- **WHAT YOU NEED TO DO**
Images excluded, repeat each entry below exactly.

- **INFORMATION SUPPLIED**
** Start **

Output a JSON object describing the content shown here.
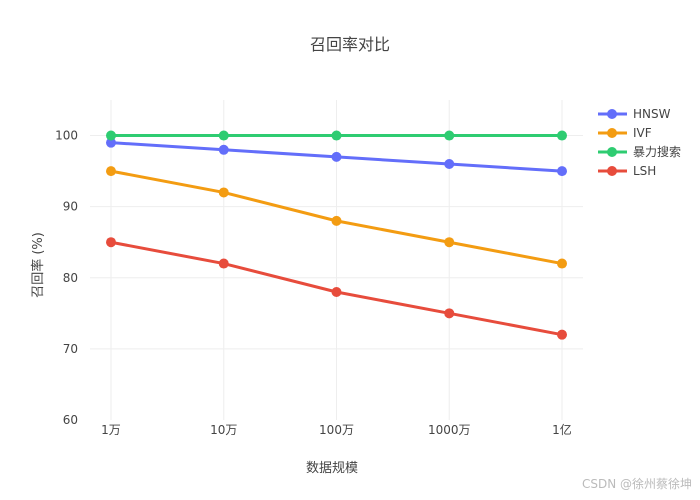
{
  "chart_data": {
    "type": "line",
    "title": "召回率对比",
    "xlabel": "数据规模",
    "ylabel": "召回率 (%)",
    "categories": [
      "1万",
      "10万",
      "100万",
      "1000万",
      "1亿"
    ],
    "yticks": [
      60,
      70,
      80,
      90,
      100
    ],
    "ylim": [
      60,
      105
    ],
    "grid": true,
    "legend": "top-right",
    "series": [
      {
        "name": "HNSW",
        "color": "#636EFA",
        "values": [
          99,
          98,
          97,
          96,
          95
        ]
      },
      {
        "name": "IVF",
        "color": "#F39C12",
        "values": [
          95,
          92,
          88,
          85,
          82
        ]
      },
      {
        "name": "暴力搜索",
        "color": "#2ECC71",
        "values": [
          100,
          100,
          100,
          100,
          100
        ]
      },
      {
        "name": "LSH",
        "color": "#E74C3C",
        "values": [
          85,
          82,
          78,
          75,
          72
        ]
      }
    ]
  },
  "watermark": "CSDN @徐州蔡徐坤"
}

** End **

- **WRITTEN ANSWER**
Output a JSON object describing the content shown here.
{
  "chart_data": {
    "type": "line",
    "title": "召回率对比",
    "xlabel": "数据规模",
    "ylabel": "召回率 (%)",
    "categories": [
      "1万",
      "10万",
      "100万",
      "1000万",
      "1亿"
    ],
    "yticks": [
      60,
      70,
      80,
      90,
      100
    ],
    "ylim": [
      60,
      105
    ],
    "grid": true,
    "legend": "top-right",
    "series": [
      {
        "name": "HNSW",
        "color": "#636EFA",
        "values": [
          99,
          98,
          97,
          96,
          95
        ]
      },
      {
        "name": "IVF",
        "color": "#F39C12",
        "values": [
          95,
          92,
          88,
          85,
          82
        ]
      },
      {
        "name": "暴力搜索",
        "color": "#2ECC71",
        "values": [
          100,
          100,
          100,
          100,
          100
        ]
      },
      {
        "name": "LSH",
        "color": "#E74C3C",
        "values": [
          85,
          82,
          78,
          75,
          72
        ]
      }
    ]
  },
  "watermark": "CSDN @徐州蔡徐坤"
}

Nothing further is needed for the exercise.